RECORDS PROVIDED:
———

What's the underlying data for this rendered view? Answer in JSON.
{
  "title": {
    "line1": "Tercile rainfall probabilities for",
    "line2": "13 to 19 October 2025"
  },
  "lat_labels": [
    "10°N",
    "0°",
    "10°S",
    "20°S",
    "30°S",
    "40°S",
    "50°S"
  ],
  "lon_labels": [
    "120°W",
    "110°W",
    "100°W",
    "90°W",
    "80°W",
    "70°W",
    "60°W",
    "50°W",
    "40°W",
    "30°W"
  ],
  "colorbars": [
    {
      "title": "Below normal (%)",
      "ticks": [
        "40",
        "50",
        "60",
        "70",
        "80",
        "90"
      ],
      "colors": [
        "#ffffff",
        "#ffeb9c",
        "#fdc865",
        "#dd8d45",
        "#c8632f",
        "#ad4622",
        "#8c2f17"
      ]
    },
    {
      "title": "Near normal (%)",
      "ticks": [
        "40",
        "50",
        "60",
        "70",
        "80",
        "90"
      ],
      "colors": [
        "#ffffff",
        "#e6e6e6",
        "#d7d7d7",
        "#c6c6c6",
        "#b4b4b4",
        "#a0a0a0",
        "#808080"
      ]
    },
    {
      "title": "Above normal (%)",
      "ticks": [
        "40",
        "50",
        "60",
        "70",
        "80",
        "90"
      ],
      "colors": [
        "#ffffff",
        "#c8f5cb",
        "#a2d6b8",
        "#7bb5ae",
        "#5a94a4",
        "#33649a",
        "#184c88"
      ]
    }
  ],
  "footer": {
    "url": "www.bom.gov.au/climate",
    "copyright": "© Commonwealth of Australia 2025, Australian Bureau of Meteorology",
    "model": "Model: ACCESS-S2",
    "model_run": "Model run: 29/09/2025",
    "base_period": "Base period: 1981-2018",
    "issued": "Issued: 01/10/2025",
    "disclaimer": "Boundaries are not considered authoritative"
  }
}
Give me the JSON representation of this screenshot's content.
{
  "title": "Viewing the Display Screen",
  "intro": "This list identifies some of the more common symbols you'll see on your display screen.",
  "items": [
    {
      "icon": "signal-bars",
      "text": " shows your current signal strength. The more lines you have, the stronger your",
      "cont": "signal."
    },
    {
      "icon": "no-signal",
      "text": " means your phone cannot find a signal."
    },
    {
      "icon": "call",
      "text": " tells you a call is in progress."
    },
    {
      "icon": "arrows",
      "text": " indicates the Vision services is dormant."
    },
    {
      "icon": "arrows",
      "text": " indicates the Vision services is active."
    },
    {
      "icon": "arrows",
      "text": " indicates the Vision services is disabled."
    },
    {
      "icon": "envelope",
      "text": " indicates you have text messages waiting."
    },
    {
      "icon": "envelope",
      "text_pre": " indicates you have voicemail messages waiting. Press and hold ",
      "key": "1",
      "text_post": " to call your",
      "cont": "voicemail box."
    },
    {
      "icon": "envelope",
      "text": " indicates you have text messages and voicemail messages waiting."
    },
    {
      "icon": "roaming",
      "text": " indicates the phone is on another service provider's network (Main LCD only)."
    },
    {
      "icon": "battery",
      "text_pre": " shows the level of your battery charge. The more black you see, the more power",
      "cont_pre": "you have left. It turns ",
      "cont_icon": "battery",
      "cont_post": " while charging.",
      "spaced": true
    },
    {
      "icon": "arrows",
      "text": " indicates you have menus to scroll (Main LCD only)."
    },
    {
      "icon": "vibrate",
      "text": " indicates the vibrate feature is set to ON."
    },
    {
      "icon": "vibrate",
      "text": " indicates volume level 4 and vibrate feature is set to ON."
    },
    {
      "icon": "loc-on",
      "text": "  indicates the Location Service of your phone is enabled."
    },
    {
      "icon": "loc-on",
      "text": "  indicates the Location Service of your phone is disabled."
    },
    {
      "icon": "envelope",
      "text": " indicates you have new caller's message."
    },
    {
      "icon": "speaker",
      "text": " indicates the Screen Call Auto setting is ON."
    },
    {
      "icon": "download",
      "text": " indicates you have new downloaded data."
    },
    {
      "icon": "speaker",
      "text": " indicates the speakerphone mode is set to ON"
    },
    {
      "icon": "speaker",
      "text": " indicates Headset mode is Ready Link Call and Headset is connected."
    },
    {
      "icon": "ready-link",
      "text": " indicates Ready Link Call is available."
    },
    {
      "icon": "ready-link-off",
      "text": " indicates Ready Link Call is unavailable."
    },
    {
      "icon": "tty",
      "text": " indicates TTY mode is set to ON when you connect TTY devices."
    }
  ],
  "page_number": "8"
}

———

EXERCISE DIRECTIONS:
What is needed here is an exact reproduction of all the entries.

FULL SOLUTION:
What's the underlying data for this rendered view? Answer in JSON.
{
  "title": {
    "line1": "Tercile rainfall probabilities for",
    "line2": "13 to 19 October 2025"
  },
  "lat_labels": [
    "10°N",
    "0°",
    "10°S",
    "20°S",
    "30°S",
    "40°S",
    "50°S"
  ],
  "lon_labels": [
    "120°W",
    "110°W",
    "100°W",
    "90°W",
    "80°W",
    "70°W",
    "60°W",
    "50°W",
    "40°W",
    "30°W"
  ],
  "colorbars": [
    {
      "title": "Below normal (%)",
      "ticks": [
        "40",
        "50",
        "60",
        "70",
        "80",
        "90"
      ],
      "colors": [
        "#ffffff",
        "#ffeb9c",
        "#fdc865",
        "#dd8d45",
        "#c8632f",
        "#ad4622",
        "#8c2f17"
      ]
    },
    {
      "title": "Near normal (%)",
      "ticks": [
        "40",
        "50",
        "60",
        "70",
        "80",
        "90"
      ],
      "colors": [
        "#ffffff",
        "#e6e6e6",
        "#d7d7d7",
        "#c6c6c6",
        "#b4b4b4",
        "#a0a0a0",
        "#808080"
      ]
    },
    {
      "title": "Above normal (%)",
      "ticks": [
        "40",
        "50",
        "60",
        "70",
        "80",
        "90"
      ],
      "colors": [
        "#ffffff",
        "#c8f5cb",
        "#a2d6b8",
        "#7bb5ae",
        "#5a94a4",
        "#33649a",
        "#184c88"
      ]
    }
  ],
  "footer": {
    "url": "www.bom.gov.au/climate",
    "copyright": "© Commonwealth of Australia 2025, Australian Bureau of Meteorology",
    "model": "Model: ACCESS-S2",
    "model_run": "Model run: 29/09/2025",
    "base_period": "Base period: 1981-2018",
    "issued": "Issued: 01/10/2025",
    "disclaimer": "Boundaries are not considered authoritative"
  }
}
Give me the JSON representation of this screenshot's content.
{
  "title": "Viewing the Display Screen",
  "intro": "This list identifies some of the more common symbols you'll see on your display screen.",
  "items": [
    {
      "icon": "signal-bars",
      "text": " shows your current signal strength. The more lines you have, the stronger your",
      "cont": "signal."
    },
    {
      "icon": "no-signal",
      "text": " means your phone cannot find a signal."
    },
    {
      "icon": "call",
      "text": " tells you a call is in progress."
    },
    {
      "icon": "arrows",
      "text": " indicates the Vision services is dormant."
    },
    {
      "icon": "arrows",
      "text": " indicates the Vision services is active."
    },
    {
      "icon": "arrows",
      "text": " indicates the Vision services is disabled."
    },
    {
      "icon": "envelope",
      "text": " indicates you have text messages waiting."
    },
    {
      "icon": "envelope",
      "text_pre": " indicates you have voicemail messages waiting. Press and hold ",
      "key": "1",
      "text_post": " to call your",
      "cont": "voicemail box."
    },
    {
      "icon": "envelope",
      "text": " indicates you have text messages and voicemail messages waiting."
    },
    {
      "icon": "roaming",
      "text": " indicates the phone is on another service provider's network (Main LCD only)."
    },
    {
      "icon": "battery",
      "text_pre": " shows the level of your battery charge. The more black you see, the more power",
      "cont_pre": "you have left. It turns ",
      "cont_icon": "battery",
      "cont_post": " while charging.",
      "spaced": true
    },
    {
      "icon": "arrows",
      "text": " indicates you have menus to scroll (Main LCD only)."
    },
    {
      "icon": "vibrate",
      "text": " indicates the vibrate feature is set to ON."
    },
    {
      "icon": "vibrate",
      "text": " indicates volume level 4 and vibrate feature is set to ON."
    },
    {
      "icon": "loc-on",
      "text": "  indicates the Location Service of your phone is enabled."
    },
    {
      "icon": "loc-on",
      "text": "  indicates the Location Service of your phone is disabled."
    },
    {
      "icon": "envelope",
      "text": " indicates you have new caller's message."
    },
    {
      "icon": "speaker",
      "text": " indicates the Screen Call Auto setting is ON."
    },
    {
      "icon": "download",
      "text": " indicates you have new downloaded data."
    },
    {
      "icon": "speaker",
      "text": " indicates the speakerphone mode is set to ON"
    },
    {
      "icon": "speaker",
      "text": " indicates Headset mode is Ready Link Call and Headset is connected."
    },
    {
      "icon": "ready-link",
      "text": " indicates Ready Link Call is available."
    },
    {
      "icon": "ready-link-off",
      "text": " indicates Ready Link Call is unavailable."
    },
    {
      "icon": "tty",
      "text": " indicates TTY mode is set to ON when you connect TTY devices."
    }
  ],
  "page_number": "8"
}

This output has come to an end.